Return all of the data exactly as written, without the pictures.

--------------------------------------------------

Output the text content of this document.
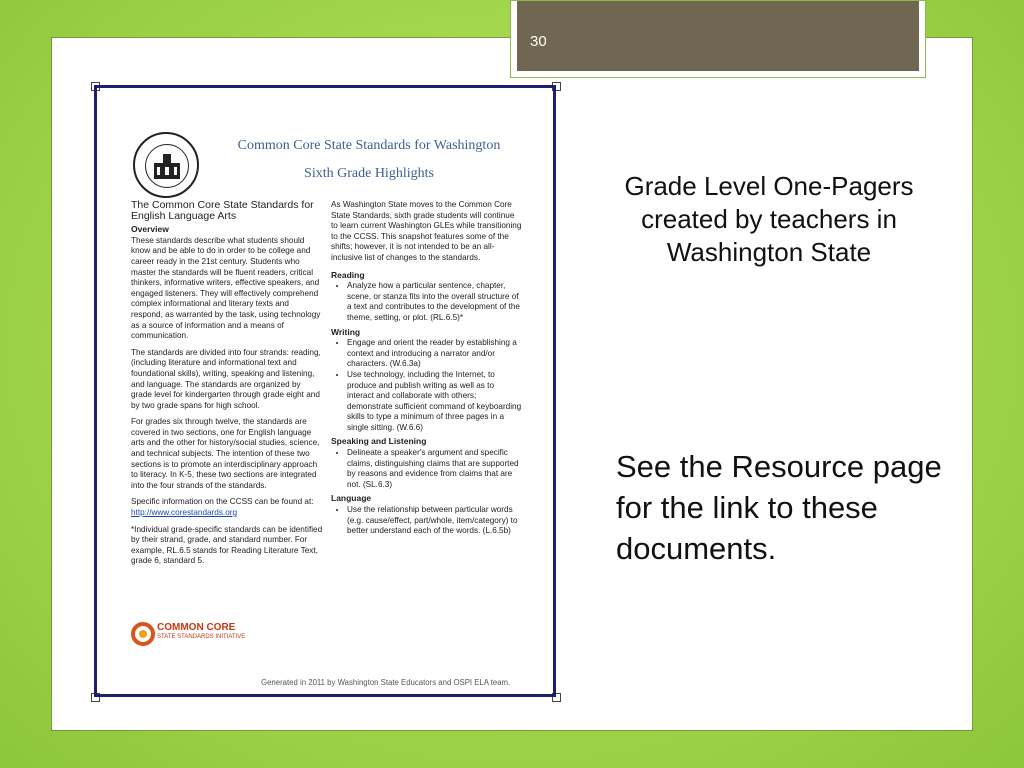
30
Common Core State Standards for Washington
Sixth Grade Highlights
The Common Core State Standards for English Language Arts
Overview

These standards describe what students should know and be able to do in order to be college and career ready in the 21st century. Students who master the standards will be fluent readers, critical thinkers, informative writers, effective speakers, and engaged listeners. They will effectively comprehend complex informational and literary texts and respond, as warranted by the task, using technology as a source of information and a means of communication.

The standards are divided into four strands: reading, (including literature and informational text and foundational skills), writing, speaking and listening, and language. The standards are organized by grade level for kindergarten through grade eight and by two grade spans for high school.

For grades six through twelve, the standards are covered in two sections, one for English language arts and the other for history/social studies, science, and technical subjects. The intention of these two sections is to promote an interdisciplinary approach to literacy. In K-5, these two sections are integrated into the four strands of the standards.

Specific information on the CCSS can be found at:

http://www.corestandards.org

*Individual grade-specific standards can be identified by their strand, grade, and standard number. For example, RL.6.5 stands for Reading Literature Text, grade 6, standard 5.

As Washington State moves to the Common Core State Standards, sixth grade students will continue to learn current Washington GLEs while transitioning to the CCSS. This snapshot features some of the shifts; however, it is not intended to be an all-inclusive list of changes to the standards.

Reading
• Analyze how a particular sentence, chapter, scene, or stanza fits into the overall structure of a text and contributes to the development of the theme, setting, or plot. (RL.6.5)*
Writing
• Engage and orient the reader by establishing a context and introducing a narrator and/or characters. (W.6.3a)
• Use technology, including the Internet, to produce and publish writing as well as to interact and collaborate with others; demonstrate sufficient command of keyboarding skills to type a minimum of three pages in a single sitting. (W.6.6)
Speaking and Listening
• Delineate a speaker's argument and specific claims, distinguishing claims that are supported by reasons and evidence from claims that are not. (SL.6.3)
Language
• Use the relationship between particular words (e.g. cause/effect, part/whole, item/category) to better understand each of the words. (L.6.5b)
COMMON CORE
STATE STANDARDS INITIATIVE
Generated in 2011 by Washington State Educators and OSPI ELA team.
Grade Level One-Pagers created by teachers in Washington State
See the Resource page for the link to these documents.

--------------------------------------------------

Task response:
Output the text content of this document.
30
Common Core State Standards for Washington
Sixth Grade Highlights
The Common Core State Standards for English Language Arts
Overview

These standards describe what students should know and be able to do in order to be college and career ready in the 21st century. Students who master the standards will be fluent readers, critical thinkers, informative writers, effective speakers, and engaged listeners. They will effectively comprehend complex informational and literary texts and respond, as warranted by the task, using technology as a source of information and a means of communication.

The standards are divided into four strands: reading, (including literature and informational text and foundational skills), writing, speaking and listening, and language. The standards are organized by grade level for kindergarten through grade eight and by two grade spans for high school.

For grades six through twelve, the standards are covered in two sections, one for English language arts and the other for history/social studies, science, and technical subjects. The intention of these two sections is to promote an interdisciplinary approach to literacy. In K-5, these two sections are integrated into the four strands of the standards.

Specific information on the CCSS can be found at:

http://www.corestandards.org

*Individual grade-specific standards can be identified by their strand, grade, and standard number. For example, RL.6.5 stands for Reading Literature Text, grade 6, standard 5.

As Washington State moves to the Common Core State Standards, sixth grade students will continue to learn current Washington GLEs while transitioning to the CCSS. This snapshot features some of the shifts; however, it is not intended to be an all-inclusive list of changes to the standards.

Reading
• Analyze how a particular sentence, chapter, scene, or stanza fits into the overall structure of a text and contributes to the development of the theme, setting, or plot. (RL.6.5)*
Writing
• Engage and orient the reader by establishing a context and introducing a narrator and/or characters. (W.6.3a)
• Use technology, including the Internet, to produce and publish writing as well as to interact and collaborate with others; demonstrate sufficient command of keyboarding skills to type a minimum of three pages in a single sitting. (W.6.6)
Speaking and Listening
• Delineate a speaker's argument and specific claims, distinguishing claims that are supported by reasons and evidence from claims that are not. (SL.6.3)
Language
• Use the relationship between particular words (e.g. cause/effect, part/whole, item/category) to better understand each of the words. (L.6.5b)
COMMON CORE
STATE STANDARDS INITIATIVE
Generated in 2011 by Washington State Educators and OSPI ELA team.
Grade Level One-Pagers created by teachers in Washington State
See the Resource page for the link to these documents.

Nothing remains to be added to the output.